**What you will do**
Set down the entries below exactly; drop the pictures.

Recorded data
◇ ◇ ◇

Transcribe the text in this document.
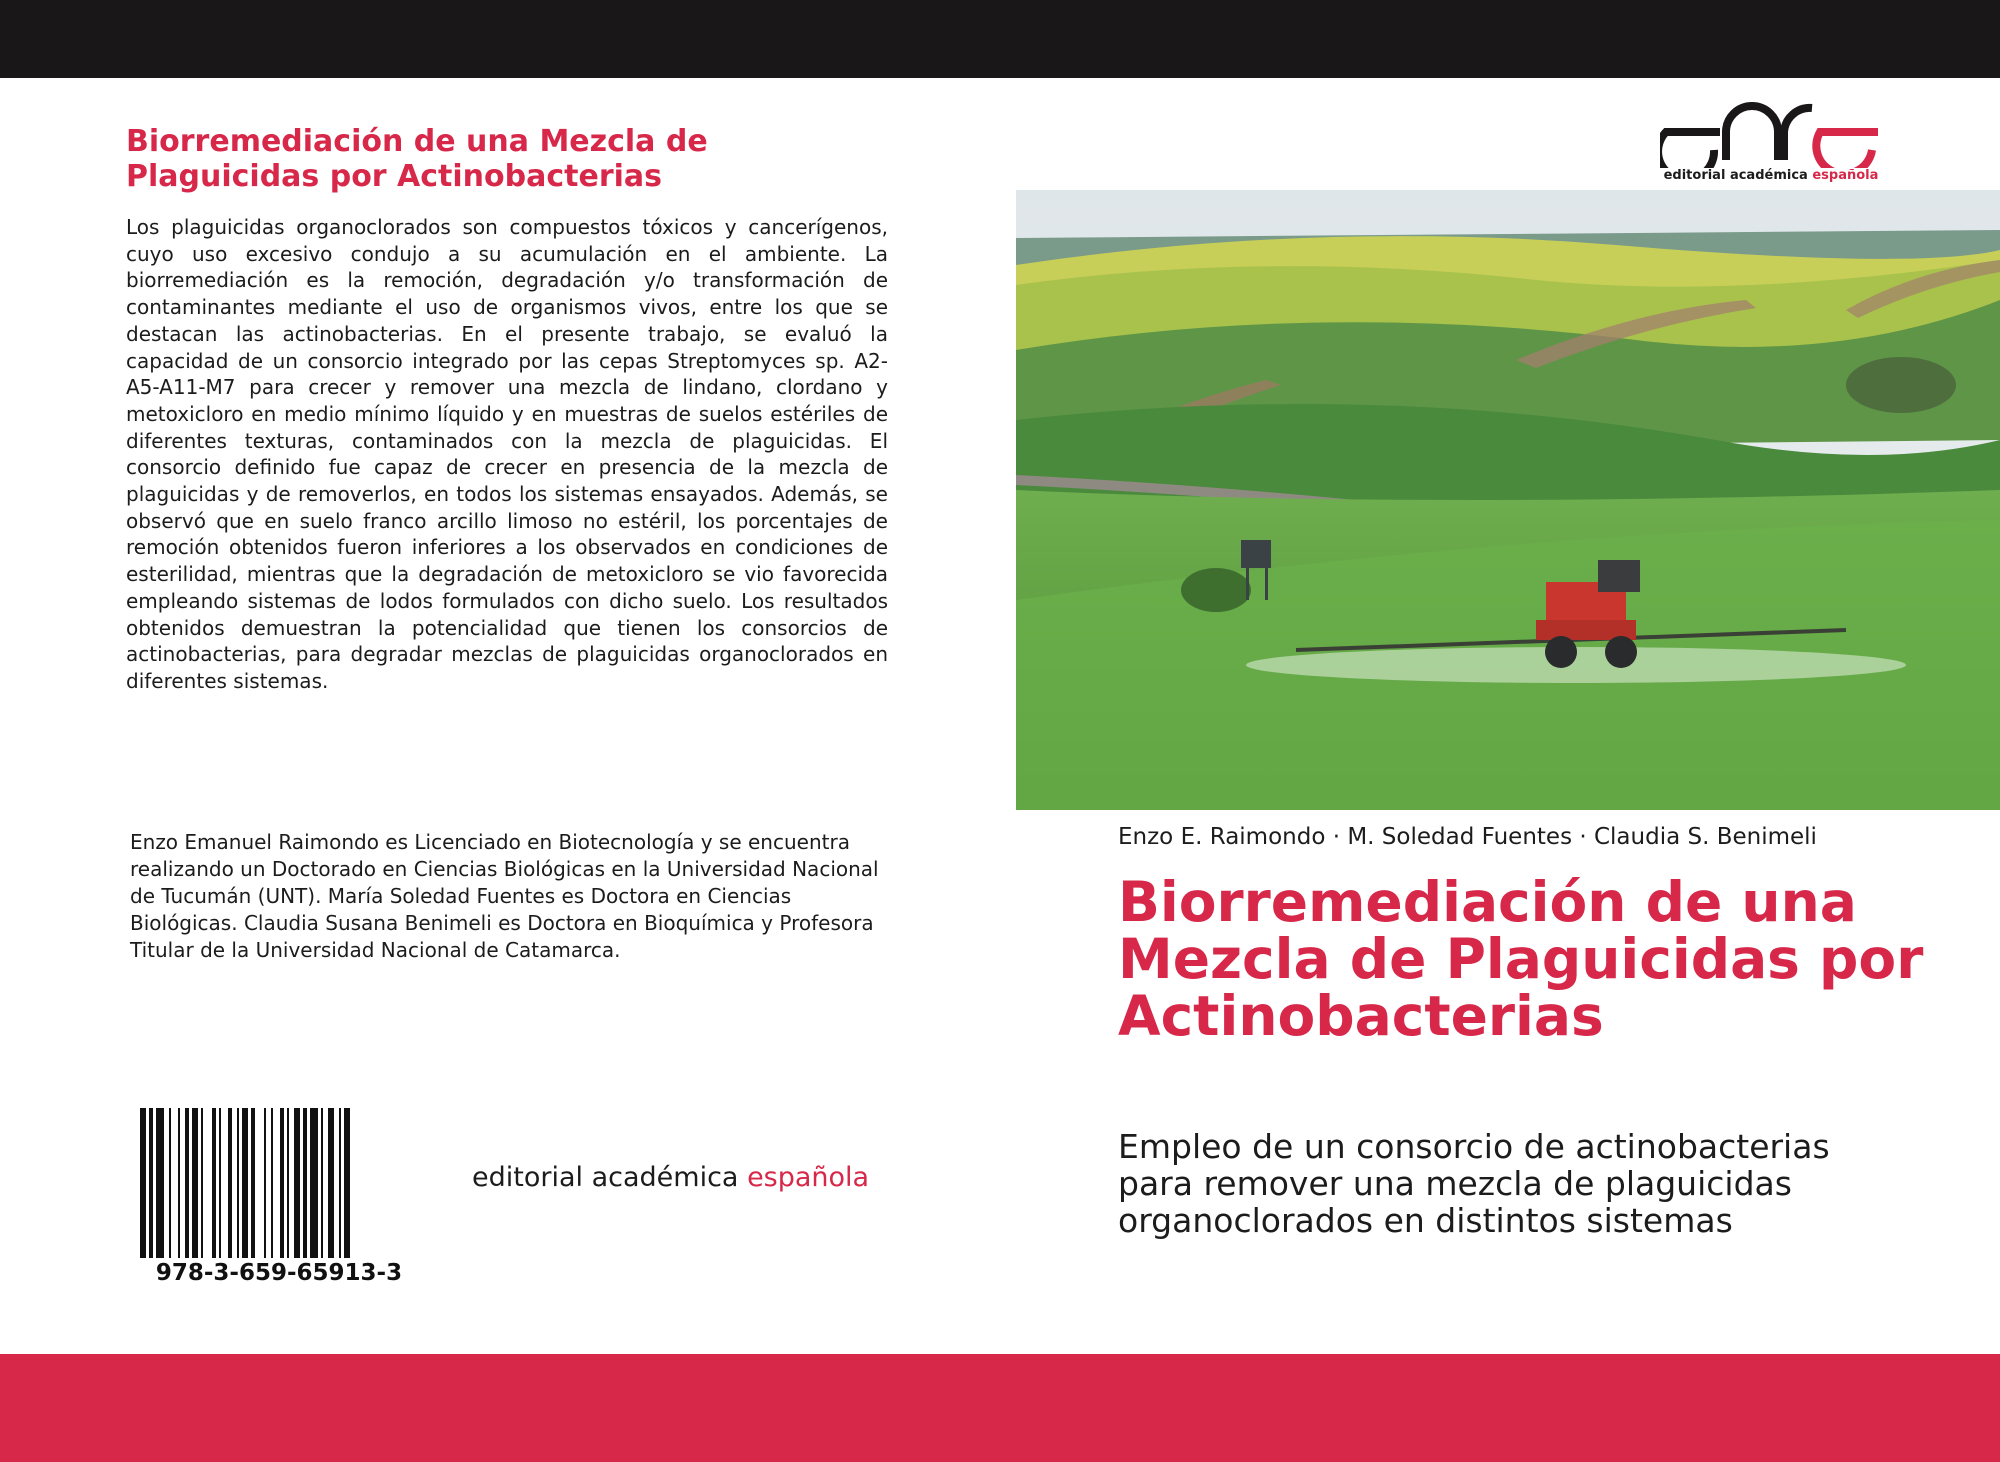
Biorremediación de una Mezcla de Plaguicidas por Actinobacterias

Los plaguicidas organoclorados son compuestos tóxicos y cancerígenos, cuyo uso excesivo condujo a su acumulación en el ambiente. La biorremediación es la remoción, degradación y/o transformación de contaminantes mediante el uso de organismos vivos, entre los que se destacan las actinobacterias. En el presente trabajo, se evaluó la capacidad de un consorcio integrado por las cepas Streptomyces sp. A2-A5-A11-M7 para crecer y remover una mezcla de lindano, clordano y metoxicloro en medio mínimo líquido y en muestras de suelos estériles de diferentes texturas, contaminados con la mezcla de plaguicidas. El consorcio definido fue capaz de crecer en presencia de la mezcla de plaguicidas y de removerlos, en todos los sistemas ensayados. Además, se observó que en suelo franco arcillo limoso no estéril, los porcentajes de remoción obtenidos fueron inferiores a los observados en condiciones de esterilidad, mientras que la degradación de metoxicloro se vio favorecida empleando sistemas de lodos formulados con dicho suelo. Los resultados obtenidos demuestran la potencialidad que tienen los consorcios de actinobacterias, para degradar mezclas de plaguicidas organoclorados en diferentes sistemas.

Enzo Emanuel Raimondo es Licenciado en Biotecnología y se encuentra realizando un Doctorado en Ciencias Biológicas en la Universidad Nacional de Tucumán (UNT). María Soledad Fuentes es Doctora en Ciencias Biológicas. Claudia Susana Benimeli es Doctora en Bioquímica y Profesora Titular de la Universidad Nacional de Catamarca.

978-3-659-65913-3
editorial académica española
editorial académica española
Enzo E. Raimondo · M. Soledad Fuentes · Claudia S. Benimeli
Biorremediación de una Mezcla de Plaguicidas por Actinobacterias

Empleo de un consorcio de actinobacterias para remover una mezcla de plaguicidas organoclorados en distintos sistemas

◇ ◇ ◇

**Exercise answer**
Transcribe the text in this document.
Biorremediación de una Mezcla de Plaguicidas por Actinobacterias

Los plaguicidas organoclorados son compuestos tóxicos y cancerígenos, cuyo uso excesivo condujo a su acumulación en el ambiente. La biorremediación es la remoción, degradación y/o transformación de contaminantes mediante el uso de organismos vivos, entre los que se destacan las actinobacterias. En el presente trabajo, se evaluó la capacidad de un consorcio integrado por las cepas Streptomyces sp. A2-A5-A11-M7 para crecer y remover una mezcla de lindano, clordano y metoxicloro en medio mínimo líquido y en muestras de suelos estériles de diferentes texturas, contaminados con la mezcla de plaguicidas. El consorcio definido fue capaz de crecer en presencia de la mezcla de plaguicidas y de removerlos, en todos los sistemas ensayados. Además, se observó que en suelo franco arcillo limoso no estéril, los porcentajes de remoción obtenidos fueron inferiores a los observados en condiciones de esterilidad, mientras que la degradación de metoxicloro se vio favorecida empleando sistemas de lodos formulados con dicho suelo. Los resultados obtenidos demuestran la potencialidad que tienen los consorcios de actinobacterias, para degradar mezclas de plaguicidas organoclorados en diferentes sistemas.

Enzo Emanuel Raimondo es Licenciado en Biotecnología y se encuentra realizando un Doctorado en Ciencias Biológicas en la Universidad Nacional de Tucumán (UNT). María Soledad Fuentes es Doctora en Ciencias Biológicas. Claudia Susana Benimeli es Doctora en Bioquímica y Profesora Titular de la Universidad Nacional de Catamarca.

978-3-659-65913-3
editorial académica española
editorial académica española
Enzo E. Raimondo · M. Soledad Fuentes · Claudia S. Benimeli
Biorremediación de una Mezcla de Plaguicidas por Actinobacterias

Empleo de un consorcio de actinobacterias para remover una mezcla de plaguicidas organoclorados en distintos sistemas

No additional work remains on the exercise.